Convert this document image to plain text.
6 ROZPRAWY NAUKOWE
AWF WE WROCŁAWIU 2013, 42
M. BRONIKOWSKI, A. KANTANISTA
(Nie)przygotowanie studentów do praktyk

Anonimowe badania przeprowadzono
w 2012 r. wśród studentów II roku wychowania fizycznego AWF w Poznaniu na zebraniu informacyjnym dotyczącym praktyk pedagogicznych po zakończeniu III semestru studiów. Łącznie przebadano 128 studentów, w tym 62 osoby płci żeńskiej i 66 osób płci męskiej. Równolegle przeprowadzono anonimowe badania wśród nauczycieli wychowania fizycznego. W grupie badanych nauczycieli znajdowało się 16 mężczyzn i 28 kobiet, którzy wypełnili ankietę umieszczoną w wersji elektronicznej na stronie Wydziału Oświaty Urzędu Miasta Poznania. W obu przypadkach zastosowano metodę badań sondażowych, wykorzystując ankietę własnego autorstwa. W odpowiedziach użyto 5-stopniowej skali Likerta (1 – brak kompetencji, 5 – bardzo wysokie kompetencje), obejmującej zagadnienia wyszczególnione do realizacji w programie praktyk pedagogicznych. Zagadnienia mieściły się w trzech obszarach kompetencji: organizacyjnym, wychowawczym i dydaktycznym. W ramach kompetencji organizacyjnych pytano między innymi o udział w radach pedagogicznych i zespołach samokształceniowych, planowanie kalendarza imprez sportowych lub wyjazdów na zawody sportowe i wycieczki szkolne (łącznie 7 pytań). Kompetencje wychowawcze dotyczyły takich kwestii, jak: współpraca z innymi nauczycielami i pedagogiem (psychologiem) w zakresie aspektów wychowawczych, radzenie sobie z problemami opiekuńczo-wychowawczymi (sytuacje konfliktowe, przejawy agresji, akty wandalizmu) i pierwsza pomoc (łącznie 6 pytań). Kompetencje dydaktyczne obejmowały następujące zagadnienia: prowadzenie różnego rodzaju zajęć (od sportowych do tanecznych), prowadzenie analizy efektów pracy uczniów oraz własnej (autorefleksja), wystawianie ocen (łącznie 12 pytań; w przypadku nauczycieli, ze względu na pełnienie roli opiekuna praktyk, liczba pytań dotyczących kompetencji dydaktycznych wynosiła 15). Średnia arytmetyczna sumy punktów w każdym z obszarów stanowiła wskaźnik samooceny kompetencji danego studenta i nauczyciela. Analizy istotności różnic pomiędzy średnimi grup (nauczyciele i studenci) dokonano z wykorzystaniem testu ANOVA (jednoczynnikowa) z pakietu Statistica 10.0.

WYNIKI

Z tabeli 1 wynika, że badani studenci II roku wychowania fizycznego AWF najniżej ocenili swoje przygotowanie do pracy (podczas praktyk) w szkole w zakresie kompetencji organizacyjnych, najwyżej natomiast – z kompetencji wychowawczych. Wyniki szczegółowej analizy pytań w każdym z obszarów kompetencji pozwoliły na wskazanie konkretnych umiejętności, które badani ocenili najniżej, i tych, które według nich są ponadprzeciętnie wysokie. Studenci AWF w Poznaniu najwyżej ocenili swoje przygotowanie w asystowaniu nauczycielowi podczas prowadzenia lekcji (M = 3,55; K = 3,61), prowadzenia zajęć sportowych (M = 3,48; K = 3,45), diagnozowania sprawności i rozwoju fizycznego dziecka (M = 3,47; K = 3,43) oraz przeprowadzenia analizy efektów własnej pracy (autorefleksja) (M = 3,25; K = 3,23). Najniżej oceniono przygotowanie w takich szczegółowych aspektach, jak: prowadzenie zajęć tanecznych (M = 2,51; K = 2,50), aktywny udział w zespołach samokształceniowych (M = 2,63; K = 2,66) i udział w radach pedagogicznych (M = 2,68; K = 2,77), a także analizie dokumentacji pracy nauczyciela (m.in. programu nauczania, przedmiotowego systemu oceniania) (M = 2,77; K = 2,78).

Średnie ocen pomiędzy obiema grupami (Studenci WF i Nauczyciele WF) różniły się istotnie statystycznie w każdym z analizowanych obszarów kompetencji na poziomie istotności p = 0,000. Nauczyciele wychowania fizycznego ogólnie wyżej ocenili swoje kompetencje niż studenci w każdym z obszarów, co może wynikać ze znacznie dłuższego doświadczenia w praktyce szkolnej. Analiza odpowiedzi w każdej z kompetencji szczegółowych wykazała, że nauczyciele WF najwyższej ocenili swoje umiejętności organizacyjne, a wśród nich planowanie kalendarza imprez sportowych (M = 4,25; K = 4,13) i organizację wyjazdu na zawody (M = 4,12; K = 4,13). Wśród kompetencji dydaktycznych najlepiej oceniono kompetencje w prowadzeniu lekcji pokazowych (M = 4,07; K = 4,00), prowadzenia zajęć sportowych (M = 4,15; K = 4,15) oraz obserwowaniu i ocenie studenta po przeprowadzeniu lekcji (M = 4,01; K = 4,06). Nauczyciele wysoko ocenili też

◇ ◇ ◇ ◇ ◇ ◇ ◇

[Written problem]
Reproduce all the records precisely.

[Full output]
Convert this document image to plain text.
6 ROZPRAWY NAUKOWE
AWF WE WROCŁAWIU 2013, 42
M. BRONIKOWSKI, A. KANTANISTA
(Nie)przygotowanie studentów do praktyk

Anonimowe badania przeprowadzono
w 2012 r. wśród studentów II roku wychowania fizycznego AWF w Poznaniu na zebraniu informacyjnym dotyczącym praktyk pedagogicznych po zakończeniu III semestru studiów. Łącznie przebadano 128 studentów, w tym 62 osoby płci żeńskiej i 66 osób płci męskiej. Równolegle przeprowadzono anonimowe badania wśród nauczycieli wychowania fizycznego. W grupie badanych nauczycieli znajdowało się 16 mężczyzn i 28 kobiet, którzy wypełnili ankietę umieszczoną w wersji elektronicznej na stronie Wydziału Oświaty Urzędu Miasta Poznania. W obu przypadkach zastosowano metodę badań sondażowych, wykorzystując ankietę własnego autorstwa. W odpowiedziach użyto 5-stopniowej skali Likerta (1 – brak kompetencji, 5 – bardzo wysokie kompetencje), obejmującej zagadnienia wyszczególnione do realizacji w programie praktyk pedagogicznych. Zagadnienia mieściły się w trzech obszarach kompetencji: organizacyjnym, wychowawczym i dydaktycznym. W ramach kompetencji organizacyjnych pytano między innymi o udział w radach pedagogicznych i zespołach samokształceniowych, planowanie kalendarza imprez sportowych lub wyjazdów na zawody sportowe i wycieczki szkolne (łącznie 7 pytań). Kompetencje wychowawcze dotyczyły takich kwestii, jak: współpraca z innymi nauczycielami i pedagogiem (psychologiem) w zakresie aspektów wychowawczych, radzenie sobie z problemami opiekuńczo-wychowawczymi (sytuacje konfliktowe, przejawy agresji, akty wandalizmu) i pierwsza pomoc (łącznie 6 pytań). Kompetencje dydaktyczne obejmowały następujące zagadnienia: prowadzenie różnego rodzaju zajęć (od sportowych do tanecznych), prowadzenie analizy efektów pracy uczniów oraz własnej (autorefleksja), wystawianie ocen (łącznie 12 pytań; w przypadku nauczycieli, ze względu na pełnienie roli opiekuna praktyk, liczba pytań dotyczących kompetencji dydaktycznych wynosiła 15). Średnia arytmetyczna sumy punktów w każdym z obszarów stanowiła wskaźnik samooceny kompetencji danego studenta i nauczyciela. Analizy istotności różnic pomiędzy średnimi grup (nauczyciele i studenci) dokonano z wykorzystaniem testu ANOVA (jednoczynnikowa) z pakietu Statistica 10.0.

WYNIKI

Z tabeli 1 wynika, że badani studenci II roku wychowania fizycznego AWF najniżej ocenili swoje przygotowanie do pracy (podczas praktyk) w szkole w zakresie kompetencji organizacyjnych, najwyżej natomiast – z kompetencji wychowawczych. Wyniki szczegółowej analizy pytań w każdym z obszarów kompetencji pozwoliły na wskazanie konkretnych umiejętności, które badani ocenili najniżej, i tych, które według nich są ponadprzeciętnie wysokie. Studenci AWF w Poznaniu najwyżej ocenili swoje przygotowanie w asystowaniu nauczycielowi podczas prowadzenia lekcji (M = 3,55; K = 3,61), prowadzenia zajęć sportowych (M = 3,48; K = 3,45), diagnozowania sprawności i rozwoju fizycznego dziecka (M = 3,47; K = 3,43) oraz przeprowadzenia analizy efektów własnej pracy (autorefleksja) (M = 3,25; K = 3,23). Najniżej oceniono przygotowanie w takich szczegółowych aspektach, jak: prowadzenie zajęć tanecznych (M = 2,51; K = 2,50), aktywny udział w zespołach samokształceniowych (M = 2,63; K = 2,66) i udział w radach pedagogicznych (M = 2,68; K = 2,77), a także analizie dokumentacji pracy nauczyciela (m.in. programu nauczania, przedmiotowego systemu oceniania) (M = 2,77; K = 2,78).

Średnie ocen pomiędzy obiema grupami (Studenci WF i Nauczyciele WF) różniły się istotnie statystycznie w każdym z analizowanych obszarów kompetencji na poziomie istotności p = 0,000. Nauczyciele wychowania fizycznego ogólnie wyżej ocenili swoje kompetencje niż studenci w każdym z obszarów, co może wynikać ze znacznie dłuższego doświadczenia w praktyce szkolnej. Analiza odpowiedzi w każdej z kompetencji szczegółowych wykazała, że nauczyciele WF najwyższej ocenili swoje umiejętności organizacyjne, a wśród nich planowanie kalendarza imprez sportowych (M = 4,25; K = 4,13) i organizację wyjazdu na zawody (M = 4,12; K = 4,13). Wśród kompetencji dydaktycznych najlepiej oceniono kompetencje w prowadzeniu lekcji pokazowych (M = 4,07; K = 4,00), prowadzenia zajęć sportowych (M = 4,15; K = 4,15) oraz obserwowaniu i ocenie studenta po przeprowadzeniu lekcji (M = 4,01; K = 4,06). Nauczyciele wysoko ocenili też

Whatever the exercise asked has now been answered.